►

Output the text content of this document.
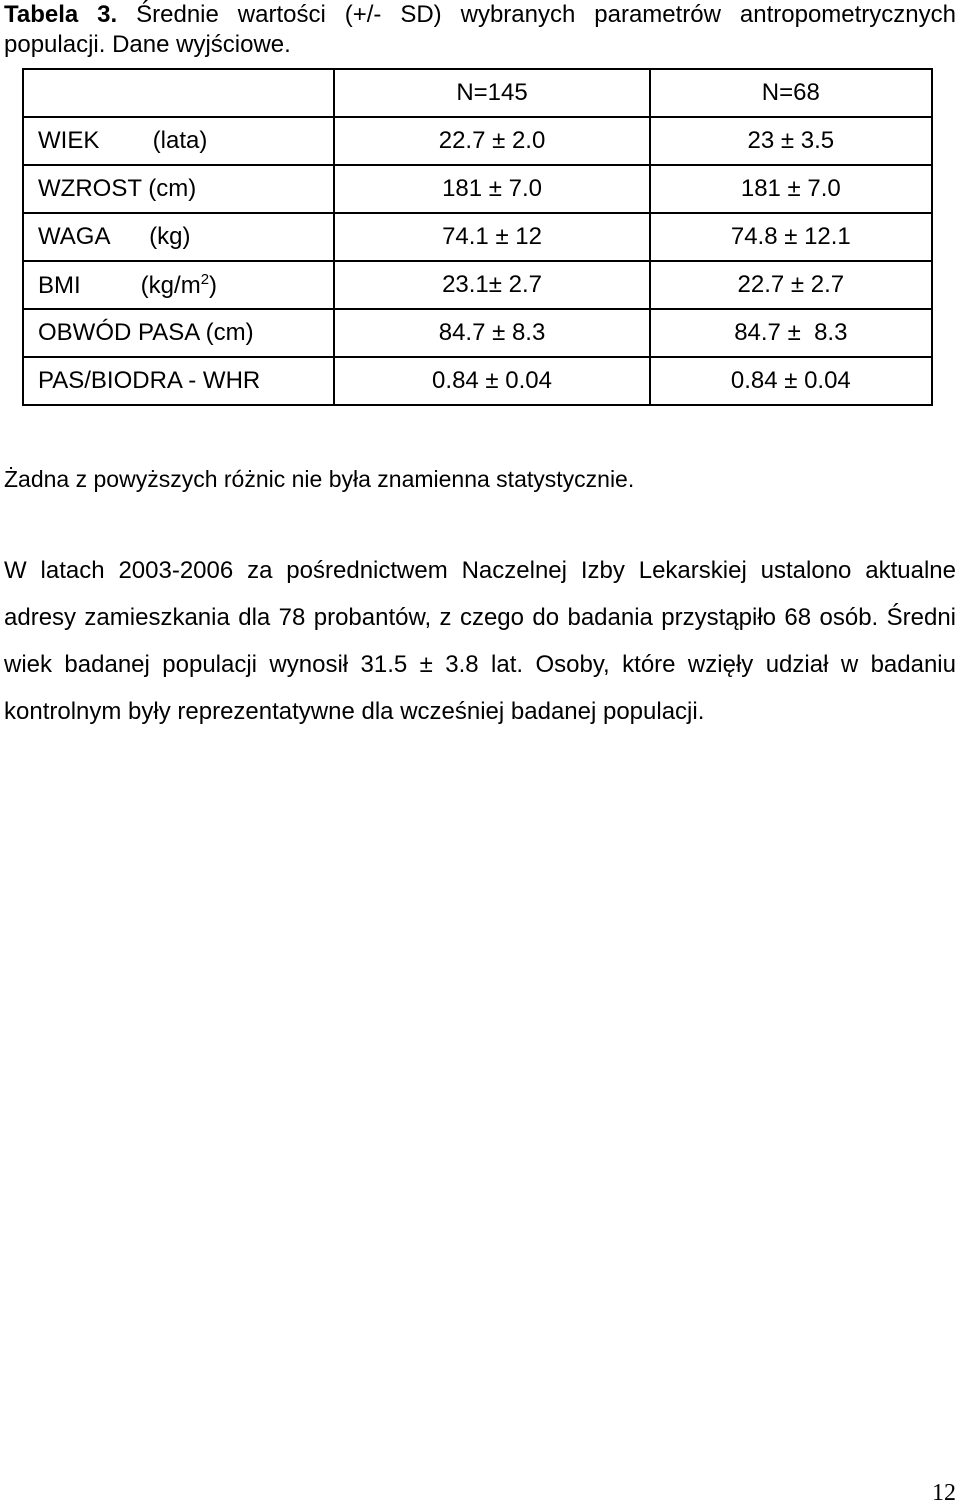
Tabela 3. Średnie wartości (+/- SD) wybranych parametrów antropometrycznych
populacji. Dane wyjściowe.
	N=145	N=68
WIEK        (lata)	22.7 ± 2.0	23 ± 3.5
WZROST (cm)	181 ± 7.0	181 ± 7.0
WAGA      (kg)	74.1 ± 12	74.8 ± 12.1
BMI         $(kg/m^2)$	23.1± 2.7	22.7 ± 2.7
OBWÓD PASA (cm)	84.7 ± 8.3	84.7 ±  8.3
PAS/BIODRA - WHR	0.84 ± 0.04	0.84 ± 0.04
Żadna z powyższych różnic nie była znamienna statystycznie.
W latach 2003-2006 za pośrednictwem Naczelnej Izby Lekarskiej ustalono aktualne adresy zamieszkania dla 78 probantów, z czego do badania przystąpiło 68 osób. Średni wiek badanej populacji wynosił 31.5 ± 3.8 lat. Osoby, które wzięły udział w badaniu kontrolnym były reprezentatywne dla wcześniej badanej populacji.
12
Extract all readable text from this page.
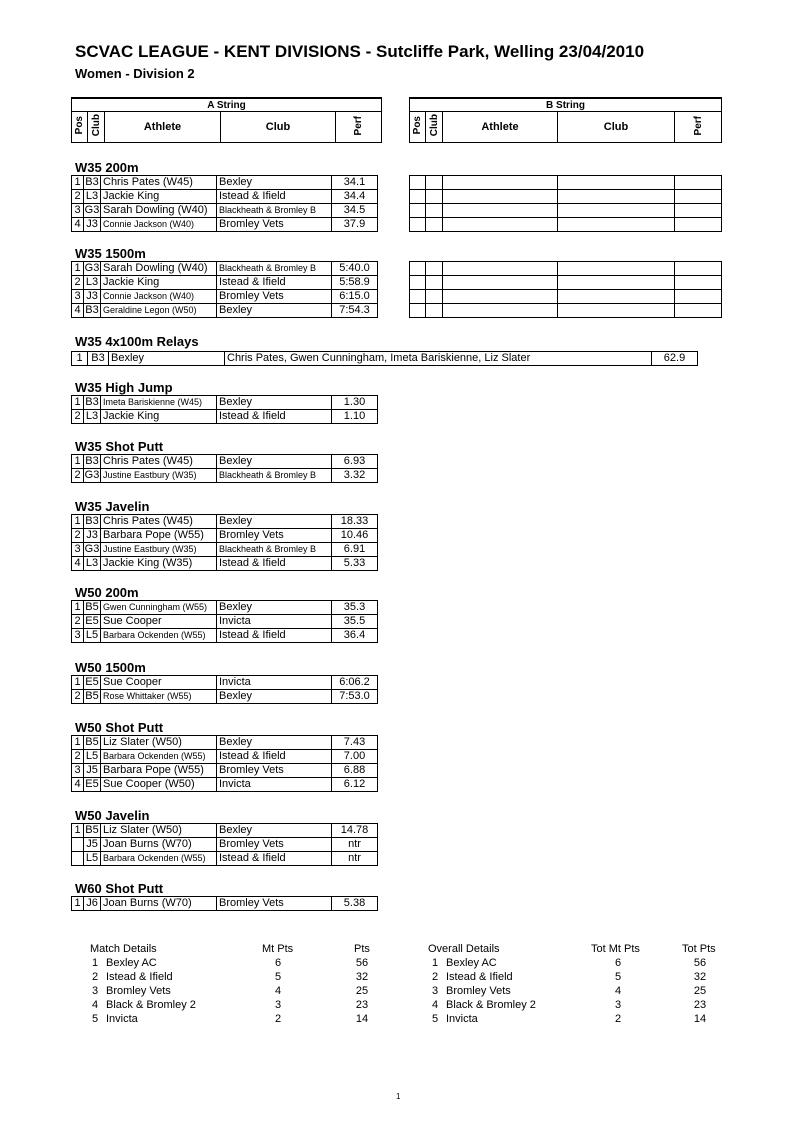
SCVAC LEAGUE - KENT DIVISIONS - Sutcliffe Park, Welling 23/04/2010
Women - Division 2
A String
Pos	Club	Athlete	Club	Perf
B String
Pos	Club	Athlete	Club	Perf
W35 200m
1	B3	Chris Pates (W45)	Bexley	34.1
2	L3	Jackie King	Istead & Ifield	34.4
3	G3	Sarah Dowling (W40)	Blackheath & Bromley B	34.5
4	J3	Connie Jackson (W40)	Bromley Vets	37.9

W35 1500m
1	G3	Sarah Dowling (W40)	Blackheath & Bromley B	5:40.0
2	L3	Jackie King	Istead & Ifield	5:58.9
3	J3	Connie Jackson (W40)	Bromley Vets	6:15.0
4	B3	Geraldine Legon (W50)	Bexley	7:54.3

W35 4x100m Relays
1	B3	Bexley	Chris Pates, Gwen Cunningham, Imeta Bariskienne, Liz Slater	62.9
W35 High Jump
1	B3	Imeta Bariskienne (W45)	Bexley	1.30
2	L3	Jackie King	Istead & Ifield	1.10
W35 Shot Putt
1	B3	Chris Pates (W45)	Bexley	6.93
2	G3	Justine Eastbury (W35)	Blackheath & Bromley B	3.32
W35 Javelin
1	B3	Chris Pates (W45)	Bexley	18.33
2	J3	Barbara Pope (W55)	Bromley Vets	10.46
3	G3	Justine Eastbury (W35)	Blackheath & Bromley B	6.91
4	L3	Jackie King (W35)	Istead & Ifield	5.33
W50 200m
1	B5	Gwen Cunningham (W55)	Bexley	35.3
2	E5	Sue Cooper	Invicta	35.5
3	L5	Barbara Ockenden (W55)	Istead & Ifield	36.4
W50 1500m
1	E5	Sue Cooper	Invicta	6:06.2
2	B5	Rose Whittaker (W55)	Bexley	7:53.0
W50 Shot Putt
1	B5	Liz Slater (W50)	Bexley	7.43
2	L5	Barbara Ockenden (W55)	Istead & Ifield	7.00
3	J5	Barbara Pope (W55)	Bromley Vets	6.88
4	E5	Sue Cooper (W50)	Invicta	6.12
W50 Javelin
1	B5	Liz Slater (W50)	Bexley	14.78
	J5	Joan Burns (W70)	Bromley Vets	ntr
	L5	Barbara Ockenden (W55)	Istead & Ifield	ntr
W60 Shot Putt
1	J6	Joan Burns (W70)	Bromley Vets	5.38
Match Details	Mt Pts	Pts
1 Bexley AC	6	56
2 Istead & Ifield	5	32
3 Bromley Vets	4	25
4 Black & Bromley 2	3	23
5 Invicta	2	14
Overall Details	Tot Mt Pts	Tot Pts
1 Bexley AC	6	56
2 Istead & Ifield	5	32
3 Bromley Vets	4	25
4 Black & Bromley 2	3	23
5 Invicta	2	14
1
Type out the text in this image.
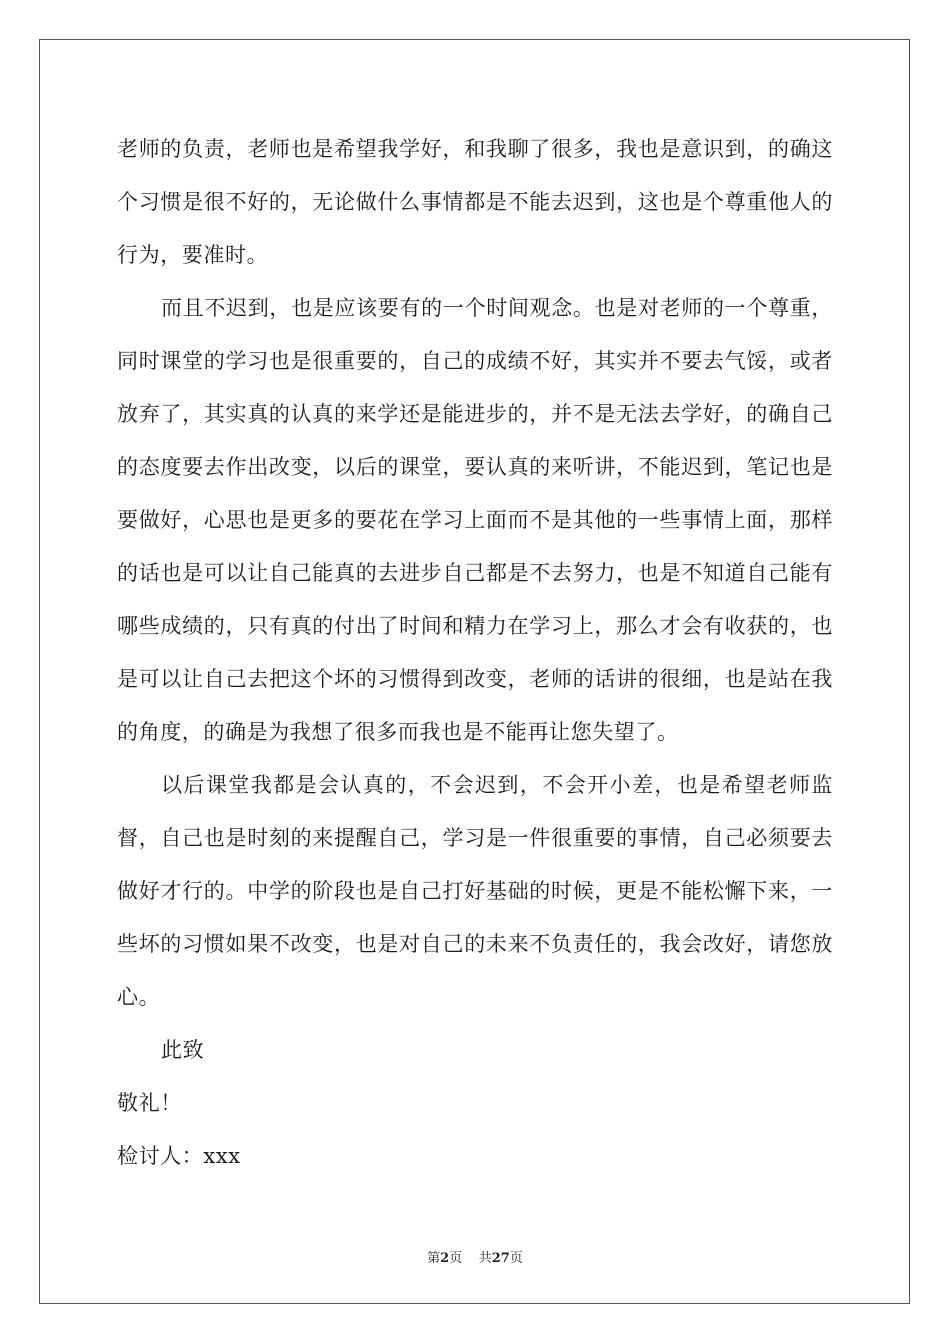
老师的负责，老师也是希望我学好，和我聊了很多，我也是意识到，的确这个习惯是很不好的，无论做什么事情都是不能去迟到，这也是个尊重他人的行为，要准时。

而且不迟到，也是应该要有的一个时间观念。也是对老师的一个尊重，同时课堂的学习也是很重要的，自己的成绩不好，其实并不要去气馁，或者放弃了，其实真的认真的来学还是能进步的，并不是无法去学好，的确自己的态度要去作出改变，以后的课堂，要认真的来听讲，不能迟到，笔记也是要做好，心思也是更多的要花在学习上面而不是其他的一些事情上面，那样的话也是可以让自己能真的去进步自己都是不去努力，也是不知道自己能有哪些成绩的，只有真的付出了时间和精力在学习上，那么才会有收获的，也是可以让自己去把这个坏的习惯得到改变，老师的话讲的很细，也是站在我的角度，的确是为我想了很多而我也是不能再让您失望了。

以后课堂我都是会认真的，不会迟到，不会开小差，也是希望老师监督，自己也是时刻的来提醒自己，学习是一件很重要的事情，自己必须要去做好才行的。中学的阶段也是自己打好基础的时候，更是不能松懈下来，一些坏的习惯如果不改变，也是对自己的未来不负责任的，我会改好，请您放心。

此致

敬礼！

检讨人：xxx

第2页 共27页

◄

**Task instructions**:
Exactly reproduce each record, leaving out any pictures.

**Expected answer**:
Output the text content of this document.
Tabela 3. Średnie wartości (+/- SD) wybranych parametrów antropometrycznych
populacji. Dane wyjściowe.
	N=145	N=68
WIEK        (lata)	22.7 ± 2.0	23 ± 3.5
WZROST (cm)	181 ± 7.0	181 ± 7.0
WAGA      (kg)	74.1 ± 12	74.8 ± 12.1
BMI         $(kg/m^2)$	23.1± 2.7	22.7 ± 2.7
OBWÓD PASA (cm)	84.7 ± 8.3	84.7 ±  8.3
PAS/BIODRA - WHR	0.84 ± 0.04	0.84 ± 0.04
Żadna z powyższych różnic nie była znamienna statystycznie.
W latach 2003-2006 za pośrednictwem Naczelnej Izby Lekarskiej ustalono aktualne adresy zamieszkania dla 78 probantów, z czego do badania przystąpiło 68 osób. Średni wiek badanej populacji wynosił 31.5 ± 3.8 lat. Osoby, które wzięły udział w badaniu kontrolnym były reprezentatywne dla wcześniej badanej populacji.
12
Extract all readable text from this page.
SCVAC LEAGUE - KENT DIVISIONS - Sutcliffe Park, Welling 23/04/2010
Women - Division 2
A String
Pos	Club	Athlete	Club	Perf
B String
Pos	Club	Athlete	Club	Perf
W35 200m
1	B3	Chris Pates (W45)	Bexley	34.1
2	L3	Jackie King	Istead & Ifield	34.4
3	G3	Sarah Dowling (W40)	Blackheath & Bromley B	34.5
4	J3	Connie Jackson (W40)	Bromley Vets	37.9

W35 1500m
1	G3	Sarah Dowling (W40)	Blackheath & Bromley B	5:40.0
2	L3	Jackie King	Istead & Ifield	5:58.9
3	J3	Connie Jackson (W40)	Bromley Vets	6:15.0
4	B3	Geraldine Legon (W50)	Bexley	7:54.3

W35 4x100m Relays
1	B3	Bexley	Chris Pates, Gwen Cunningham, Imeta Bariskienne, Liz Slater	62.9
W35 High Jump
1	B3	Imeta Bariskienne (W45)	Bexley	1.30
2	L3	Jackie King	Istead & Ifield	1.10
W35 Shot Putt
1	B3	Chris Pates (W45)	Bexley	6.93
2	G3	Justine Eastbury (W35)	Blackheath & Bromley B	3.32
W35 Javelin
1	B3	Chris Pates (W45)	Bexley	18.33
2	J3	Barbara Pope (W55)	Bromley Vets	10.46
3	G3	Justine Eastbury (W35)	Blackheath & Bromley B	6.91
4	L3	Jackie King (W35)	Istead & Ifield	5.33
W50 200m
1	B5	Gwen Cunningham (W55)	Bexley	35.3
2	E5	Sue Cooper	Invicta	35.5
3	L5	Barbara Ockenden (W55)	Istead & Ifield	36.4
W50 1500m
1	E5	Sue Cooper	Invicta	6:06.2
2	B5	Rose Whittaker (W55)	Bexley	7:53.0
W50 Shot Putt
1	B5	Liz Slater (W50)	Bexley	7.43
2	L5	Barbara Ockenden (W55)	Istead & Ifield	7.00
3	J5	Barbara Pope (W55)	Bromley Vets	6.88
4	E5	Sue Cooper (W50)	Invicta	6.12
W50 Javelin
1	B5	Liz Slater (W50)	Bexley	14.78
	J5	Joan Burns (W70)	Bromley Vets	ntr
	L5	Barbara Ockenden (W55)	Istead & Ifield	ntr
W60 Shot Putt
1	J6	Joan Burns (W70)	Bromley Vets	5.38
Match Details	Mt Pts	Pts
1 Bexley AC	6	56
2 Istead & Ifield	5	32
3 Bromley Vets	4	25
4 Black & Bromley 2	3	23
5 Invicta	2	14
Overall Details	Tot Mt Pts	Tot Pts
1 Bexley AC	6	56
2 Istead & Ifield	5	32
3 Bromley Vets	4	25
4 Black & Bromley 2	3	23
5 Invicta	2	14
1
Type out the text in this image.
老师的负责，老师也是希望我学好，和我聊了很多，我也是意识到，的确这个习惯是很不好的，无论做什么事情都是不能去迟到，这也是个尊重他人的行为，要准时。

而且不迟到，也是应该要有的一个时间观念。也是对老师的一个尊重，同时课堂的学习也是很重要的，自己的成绩不好，其实并不要去气馁，或者放弃了，其实真的认真的来学还是能进步的，并不是无法去学好，的确自己的态度要去作出改变，以后的课堂，要认真的来听讲，不能迟到，笔记也是要做好，心思也是更多的要花在学习上面而不是其他的一些事情上面，那样的话也是可以让自己能真的去进步自己都是不去努力，也是不知道自己能有哪些成绩的，只有真的付出了时间和精力在学习上，那么才会有收获的，也是可以让自己去把这个坏的习惯得到改变，老师的话讲的很细，也是站在我的角度，的确是为我想了很多而我也是不能再让您失望了。

以后课堂我都是会认真的，不会迟到，不会开小差，也是希望老师监督，自己也是时刻的来提醒自己，学习是一件很重要的事情，自己必须要去做好才行的。中学的阶段也是自己打好基础的时候，更是不能松懈下来，一些坏的习惯如果不改变，也是对自己的未来不负责任的，我会改好，请您放心。

此致

敬礼！

检讨人：xxx

第2页 共27页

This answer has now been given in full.